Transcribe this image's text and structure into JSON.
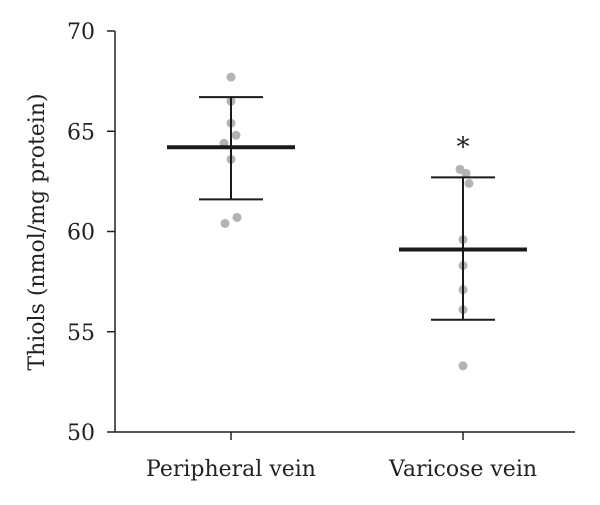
{
  "chart_data": {
    "type": "scatter",
    "ylabel": "Thiols (nmol/mg protein)",
    "ylim": [
      50,
      70
    ],
    "yticks": [
      50,
      55,
      60,
      65,
      70
    ],
    "categories": [
      "Peripheral vein",
      "Varicose vein"
    ],
    "groups": [
      {
        "category": "Peripheral vein",
        "points": [
          67.7,
          66.5,
          65.4,
          64.8,
          64.4,
          63.6,
          60.7,
          60.4
        ],
        "mean": 64.2,
        "error_upper": 66.7,
        "error_lower": 61.6
      },
      {
        "category": "Varicose vein",
        "points": [
          63.1,
          62.9,
          62.4,
          59.6,
          58.3,
          57.1,
          56.1,
          53.3
        ],
        "mean": 59.1,
        "error_upper": 62.7,
        "error_lower": 55.6,
        "annotation": "*"
      }
    ],
    "colors": {
      "points": "#b3b3b3",
      "lines": "#1a1a1a"
    }
  }
}
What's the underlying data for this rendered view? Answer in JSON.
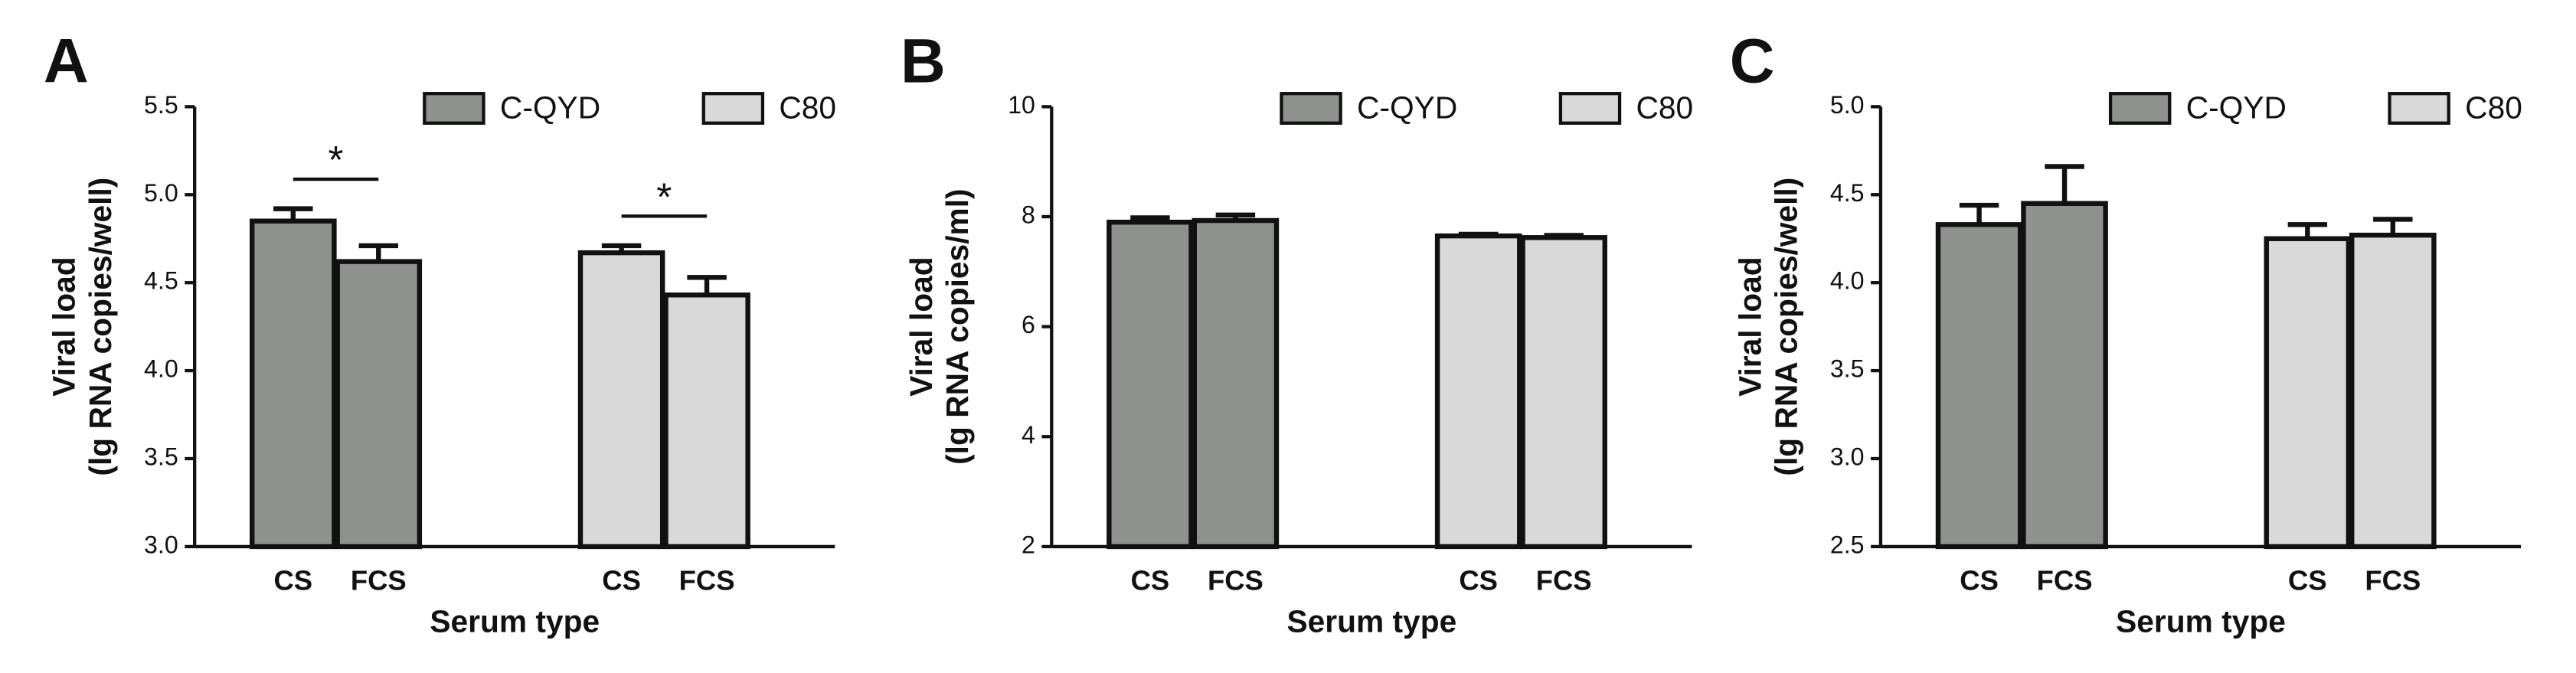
{
  "chart_data": [
    {
      "type": "bar",
      "panel_label": "A",
      "x_label": "Serum type",
      "y_label": [
        "Viral load",
        "(lg RNA copies/well)"
      ],
      "categories": [
        "CS",
        "FCS"
      ],
      "series": [
        {
          "name": "C-QYD",
          "color": "#8f918f",
          "values": [
            4.85,
            4.62
          ],
          "errors": [
            0.07,
            0.09
          ]
        },
        {
          "name": "C80",
          "color": "#d9d9d9",
          "values": [
            4.67,
            4.43
          ],
          "errors": [
            0.04,
            0.1
          ]
        }
      ],
      "annotations": [
        "*",
        "*"
      ],
      "ylim": [
        3.0,
        5.5
      ],
      "yticks": [
        {
          "value": 3,
          "label": "3.0"
        },
        {
          "value": 3.5,
          "label": "3.5"
        },
        {
          "value": 4,
          "label": "4.0"
        },
        {
          "value": 4.5,
          "label": "4.5"
        },
        {
          "value": 5,
          "label": "5.0"
        },
        {
          "value": 5.5,
          "label": "5.5"
        }
      ]
    },
    {
      "type": "bar",
      "panel_label": "B",
      "x_label": "Serum type",
      "y_label": [
        "Viral load",
        "(lg RNA copies/ml)"
      ],
      "categories": [
        "CS",
        "FCS"
      ],
      "series": [
        {
          "name": "C-QYD",
          "color": "#8f918f",
          "values": [
            7.9,
            7.93
          ],
          "errors": [
            0.08,
            0.1
          ]
        },
        {
          "name": "C80",
          "color": "#d9d9d9",
          "values": [
            7.65,
            7.62
          ],
          "errors": [
            0.03,
            0.04
          ]
        }
      ],
      "ylim": [
        2,
        10
      ],
      "yticks": [
        2,
        4,
        6,
        8,
        10
      ]
    },
    {
      "type": "bar",
      "panel_label": "C",
      "x_label": "Serum type",
      "y_label": [
        "Viral load",
        "(lg RNA copies/well)"
      ],
      "categories": [
        "CS",
        "FCS"
      ],
      "series": [
        {
          "name": "C-QYD",
          "color": "#8f918f",
          "values": [
            4.33,
            4.45
          ],
          "errors": [
            0.11,
            0.21
          ]
        },
        {
          "name": "C80",
          "color": "#d9d9d9",
          "values": [
            4.25,
            4.27
          ],
          "errors": [
            0.08,
            0.09
          ]
        }
      ],
      "ylim": [
        2.5,
        5.0
      ],
      "yticks": [
        {
          "value": 2.5,
          "label": "2.5"
        },
        {
          "value": 3,
          "label": "3.0"
        },
        {
          "value": 3.5,
          "label": "3.5"
        },
        {
          "value": 4,
          "label": "4.0"
        },
        {
          "value": 4.5,
          "label": "4.5"
        },
        {
          "value": 5,
          "label": "5.0"
        }
      ]
    }
  ]
}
..........
## Description of the task:
All records above are to be output verbatim, with their pictures omitted.

## Response for this exercise:
Transcribe this image's text and structure into JSON.
{
  "chart_data": {
    "type": "scatter",
    "ylabel": "Thiols (nmol/mg protein)",
    "ylim": [
      50,
      70
    ],
    "yticks": [
      50,
      55,
      60,
      65,
      70
    ],
    "categories": [
      "Peripheral vein",
      "Varicose vein"
    ],
    "groups": [
      {
        "category": "Peripheral vein",
        "points": [
          67.7,
          66.5,
          65.4,
          64.8,
          64.4,
          63.6,
          60.7,
          60.4
        ],
        "mean": 64.2,
        "error_upper": 66.7,
        "error_lower": 61.6
      },
      {
        "category": "Varicose vein",
        "points": [
          63.1,
          62.9,
          62.4,
          59.6,
          58.3,
          57.1,
          56.1,
          53.3
        ],
        "mean": 59.1,
        "error_upper": 62.7,
        "error_lower": 55.6,
        "annotation": "*"
      }
    ],
    "colors": {
      "points": "#b3b3b3",
      "lines": "#1a1a1a"
    }
  }
}
What's the underlying data for this rendered view? Answer in JSON.
{
  "chart_data": [
    {
      "type": "bar",
      "panel_label": "A",
      "x_label": "Serum type",
      "y_label": [
        "Viral load",
        "(lg RNA copies/well)"
      ],
      "categories": [
        "CS",
        "FCS"
      ],
      "series": [
        {
          "name": "C-QYD",
          "color": "#8f918f",
          "values": [
            4.85,
            4.62
          ],
          "errors": [
            0.07,
            0.09
          ]
        },
        {
          "name": "C80",
          "color": "#d9d9d9",
          "values": [
            4.67,
            4.43
          ],
          "errors": [
            0.04,
            0.1
          ]
        }
      ],
      "annotations": [
        "*",
        "*"
      ],
      "ylim": [
        3.0,
        5.5
      ],
      "yticks": [
        {
          "value": 3,
          "label": "3.0"
        },
        {
          "value": 3.5,
          "label": "3.5"
        },
        {
          "value": 4,
          "label": "4.0"
        },
        {
          "value": 4.5,
          "label": "4.5"
        },
        {
          "value": 5,
          "label": "5.0"
        },
        {
          "value": 5.5,
          "label": "5.5"
        }
      ]
    },
    {
      "type": "bar",
      "panel_label": "B",
      "x_label": "Serum type",
      "y_label": [
        "Viral load",
        "(lg RNA copies/ml)"
      ],
      "categories": [
        "CS",
        "FCS"
      ],
      "series": [
        {
          "name": "C-QYD",
          "color": "#8f918f",
          "values": [
            7.9,
            7.93
          ],
          "errors": [
            0.08,
            0.1
          ]
        },
        {
          "name": "C80",
          "color": "#d9d9d9",
          "values": [
            7.65,
            7.62
          ],
          "errors": [
            0.03,
            0.04
          ]
        }
      ],
      "ylim": [
        2,
        10
      ],
      "yticks": [
        2,
        4,
        6,
        8,
        10
      ]
    },
    {
      "type": "bar",
      "panel_label": "C",
      "x_label": "Serum type",
      "y_label": [
        "Viral load",
        "(lg RNA copies/well)"
      ],
      "categories": [
        "CS",
        "FCS"
      ],
      "series": [
        {
          "name": "C-QYD",
          "color": "#8f918f",
          "values": [
            4.33,
            4.45
          ],
          "errors": [
            0.11,
            0.21
          ]
        },
        {
          "name": "C80",
          "color": "#d9d9d9",
          "values": [
            4.25,
            4.27
          ],
          "errors": [
            0.08,
            0.09
          ]
        }
      ],
      "ylim": [
        2.5,
        5.0
      ],
      "yticks": [
        {
          "value": 2.5,
          "label": "2.5"
        },
        {
          "value": 3,
          "label": "3.0"
        },
        {
          "value": 3.5,
          "label": "3.5"
        },
        {
          "value": 4,
          "label": "4.0"
        },
        {
          "value": 4.5,
          "label": "4.5"
        },
        {
          "value": 5,
          "label": "5.0"
        }
      ]
    }
  ]
}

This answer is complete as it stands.